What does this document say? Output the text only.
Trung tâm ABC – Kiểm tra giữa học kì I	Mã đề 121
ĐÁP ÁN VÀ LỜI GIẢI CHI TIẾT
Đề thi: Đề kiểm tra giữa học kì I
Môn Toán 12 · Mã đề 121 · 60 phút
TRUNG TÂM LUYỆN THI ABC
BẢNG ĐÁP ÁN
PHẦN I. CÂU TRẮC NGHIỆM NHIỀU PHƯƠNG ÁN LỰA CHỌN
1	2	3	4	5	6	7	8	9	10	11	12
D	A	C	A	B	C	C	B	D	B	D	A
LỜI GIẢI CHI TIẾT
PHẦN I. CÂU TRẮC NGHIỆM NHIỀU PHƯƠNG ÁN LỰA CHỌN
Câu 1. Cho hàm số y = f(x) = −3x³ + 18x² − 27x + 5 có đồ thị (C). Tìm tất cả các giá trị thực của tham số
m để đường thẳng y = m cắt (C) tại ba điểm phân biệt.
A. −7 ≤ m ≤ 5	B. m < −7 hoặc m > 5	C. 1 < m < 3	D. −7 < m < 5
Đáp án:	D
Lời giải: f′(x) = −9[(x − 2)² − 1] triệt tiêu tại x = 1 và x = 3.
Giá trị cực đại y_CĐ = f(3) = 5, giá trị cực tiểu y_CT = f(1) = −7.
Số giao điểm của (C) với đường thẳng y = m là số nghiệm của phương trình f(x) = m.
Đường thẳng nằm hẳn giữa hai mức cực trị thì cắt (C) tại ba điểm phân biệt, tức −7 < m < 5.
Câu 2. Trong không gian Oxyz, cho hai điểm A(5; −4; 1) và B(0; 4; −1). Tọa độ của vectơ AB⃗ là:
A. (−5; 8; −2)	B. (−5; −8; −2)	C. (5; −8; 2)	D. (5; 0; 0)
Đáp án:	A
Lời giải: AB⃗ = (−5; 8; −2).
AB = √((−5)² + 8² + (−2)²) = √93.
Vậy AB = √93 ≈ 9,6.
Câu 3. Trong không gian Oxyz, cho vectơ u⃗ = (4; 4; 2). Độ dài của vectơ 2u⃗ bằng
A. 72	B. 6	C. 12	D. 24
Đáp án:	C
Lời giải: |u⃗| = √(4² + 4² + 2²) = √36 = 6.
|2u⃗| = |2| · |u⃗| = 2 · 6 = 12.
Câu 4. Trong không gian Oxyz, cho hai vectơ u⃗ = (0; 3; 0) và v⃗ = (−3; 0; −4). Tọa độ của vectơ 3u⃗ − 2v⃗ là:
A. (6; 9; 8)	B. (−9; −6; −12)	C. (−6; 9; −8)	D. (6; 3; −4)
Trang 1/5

========

**What you need to do:**
Reproduce every line of the data verbatim.

**The result:**
What does this document say? Output the text only.
Trung tâm ABC – Kiểm tra giữa học kì I	Mã đề 121
ĐÁP ÁN VÀ LỜI GIẢI CHI TIẾT
Đề thi: Đề kiểm tra giữa học kì I
Môn Toán 12 · Mã đề 121 · 60 phút
TRUNG TÂM LUYỆN THI ABC
BẢNG ĐÁP ÁN
PHẦN I. CÂU TRẮC NGHIỆM NHIỀU PHƯƠNG ÁN LỰA CHỌN
1	2	3	4	5	6	7	8	9	10	11	12
D	A	C	A	B	C	C	B	D	B	D	A
LỜI GIẢI CHI TIẾT
PHẦN I. CÂU TRẮC NGHIỆM NHIỀU PHƯƠNG ÁN LỰA CHỌN
Câu 1. Cho hàm số y = f(x) = −3x³ + 18x² − 27x + 5 có đồ thị (C). Tìm tất cả các giá trị thực của tham số
m để đường thẳng y = m cắt (C) tại ba điểm phân biệt.
A. −7 ≤ m ≤ 5	B. m < −7 hoặc m > 5	C. 1 < m < 3	D. −7 < m < 5
Đáp án:	D
Lời giải: f′(x) = −9[(x − 2)² − 1] triệt tiêu tại x = 1 và x = 3.
Giá trị cực đại y_CĐ = f(3) = 5, giá trị cực tiểu y_CT = f(1) = −7.
Số giao điểm của (C) với đường thẳng y = m là số nghiệm của phương trình f(x) = m.
Đường thẳng nằm hẳn giữa hai mức cực trị thì cắt (C) tại ba điểm phân biệt, tức −7 < m < 5.
Câu 2. Trong không gian Oxyz, cho hai điểm A(5; −4; 1) và B(0; 4; −1). Tọa độ của vectơ AB⃗ là:
A. (−5; 8; −2)	B. (−5; −8; −2)	C. (5; −8; 2)	D. (5; 0; 0)
Đáp án:	A
Lời giải: AB⃗ = (−5; 8; −2).
AB = √((−5)² + 8² + (−2)²) = √93.
Vậy AB = √93 ≈ 9,6.
Câu 3. Trong không gian Oxyz, cho vectơ u⃗ = (4; 4; 2). Độ dài của vectơ 2u⃗ bằng
A. 72	B. 6	C. 12	D. 24
Đáp án:	C
Lời giải: |u⃗| = √(4² + 4² + 2²) = √36 = 6.
|2u⃗| = |2| · |u⃗| = 2 · 6 = 12.
Câu 4. Trong không gian Oxyz, cho hai vectơ u⃗ = (0; 3; 0) và v⃗ = (−3; 0; −4). Tọa độ của vectơ 3u⃗ − 2v⃗ là:
A. (6; 9; 8)	B. (−9; −6; −12)	C. (−6; 9; −8)	D. (6; 3; −4)
Trang 1/5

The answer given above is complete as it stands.